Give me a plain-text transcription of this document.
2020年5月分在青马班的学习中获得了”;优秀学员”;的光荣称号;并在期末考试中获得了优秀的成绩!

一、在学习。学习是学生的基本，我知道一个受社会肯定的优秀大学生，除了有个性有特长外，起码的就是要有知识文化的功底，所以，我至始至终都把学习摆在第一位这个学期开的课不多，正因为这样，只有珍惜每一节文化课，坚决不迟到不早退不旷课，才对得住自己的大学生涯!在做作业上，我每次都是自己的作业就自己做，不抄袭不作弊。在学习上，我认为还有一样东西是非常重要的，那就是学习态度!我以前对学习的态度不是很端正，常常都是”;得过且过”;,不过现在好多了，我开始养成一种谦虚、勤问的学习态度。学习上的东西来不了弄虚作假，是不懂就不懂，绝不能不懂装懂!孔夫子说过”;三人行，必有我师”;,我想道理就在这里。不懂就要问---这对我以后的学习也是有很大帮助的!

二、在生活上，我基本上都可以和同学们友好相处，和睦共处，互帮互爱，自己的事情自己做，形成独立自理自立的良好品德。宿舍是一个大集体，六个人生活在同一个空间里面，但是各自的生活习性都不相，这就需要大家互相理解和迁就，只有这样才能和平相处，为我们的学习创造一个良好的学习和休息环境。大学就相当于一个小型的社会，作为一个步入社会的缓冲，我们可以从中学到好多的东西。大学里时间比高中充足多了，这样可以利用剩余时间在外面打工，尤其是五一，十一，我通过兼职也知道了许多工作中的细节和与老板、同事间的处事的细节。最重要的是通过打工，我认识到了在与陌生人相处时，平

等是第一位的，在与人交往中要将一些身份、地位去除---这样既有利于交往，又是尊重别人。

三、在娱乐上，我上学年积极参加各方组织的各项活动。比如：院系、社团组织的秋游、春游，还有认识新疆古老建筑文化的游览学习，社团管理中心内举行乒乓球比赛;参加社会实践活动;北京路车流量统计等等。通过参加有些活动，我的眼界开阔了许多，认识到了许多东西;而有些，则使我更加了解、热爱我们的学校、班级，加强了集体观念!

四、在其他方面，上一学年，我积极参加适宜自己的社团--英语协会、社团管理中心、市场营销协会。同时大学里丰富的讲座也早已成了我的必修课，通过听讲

• **Your instructions**: Reproduce the entries above in full, verbatim.

• **Expected output**:
Give me a plain-text transcription of this document.
2020年5月分在青马班的学习中获得了”;优秀学员”;的光荣称号;并在期末考试中获得了优秀的成绩!

一、在学习。学习是学生的基本，我知道一个受社会肯定的优秀大学生，除了有个性有特长外，起码的就是要有知识文化的功底，所以，我至始至终都把学习摆在第一位这个学期开的课不多，正因为这样，只有珍惜每一节文化课，坚决不迟到不早退不旷课，才对得住自己的大学生涯!在做作业上，我每次都是自己的作业就自己做，不抄袭不作弊。在学习上，我认为还有一样东西是非常重要的，那就是学习态度!我以前对学习的态度不是很端正，常常都是”;得过且过”;,不过现在好多了，我开始养成一种谦虚、勤问的学习态度。学习上的东西来不了弄虚作假，是不懂就不懂，绝不能不懂装懂!孔夫子说过”;三人行，必有我师”;,我想道理就在这里。不懂就要问---这对我以后的学习也是有很大帮助的!

二、在生活上，我基本上都可以和同学们友好相处，和睦共处，互帮互爱，自己的事情自己做，形成独立自理自立的良好品德。宿舍是一个大集体，六个人生活在同一个空间里面，但是各自的生活习性都不相，这就需要大家互相理解和迁就，只有这样才能和平相处，为我们的学习创造一个良好的学习和休息环境。大学就相当于一个小型的社会，作为一个步入社会的缓冲，我们可以从中学到好多的东西。大学里时间比高中充足多了，这样可以利用剩余时间在外面打工，尤其是五一，十一，我通过兼职也知道了许多工作中的细节和与老板、同事间的处事的细节。最重要的是通过打工，我认识到了在与陌生人相处时，平

等是第一位的，在与人交往中要将一些身份、地位去除---这样既有利于交往，又是尊重别人。

三、在娱乐上，我上学年积极参加各方组织的各项活动。比如：院系、社团组织的秋游、春游，还有认识新疆古老建筑文化的游览学习，社团管理中心内举行乒乓球比赛;参加社会实践活动;北京路车流量统计等等。通过参加有些活动，我的眼界开阔了许多，认识到了许多东西;而有些，则使我更加了解、热爱我们的学校、班级，加强了集体观念!

四、在其他方面，上一学年，我积极参加适宜自己的社团--英语协会、社团管理中心、市场营销协会。同时大学里丰富的讲座也早已成了我的必修课，通过听讲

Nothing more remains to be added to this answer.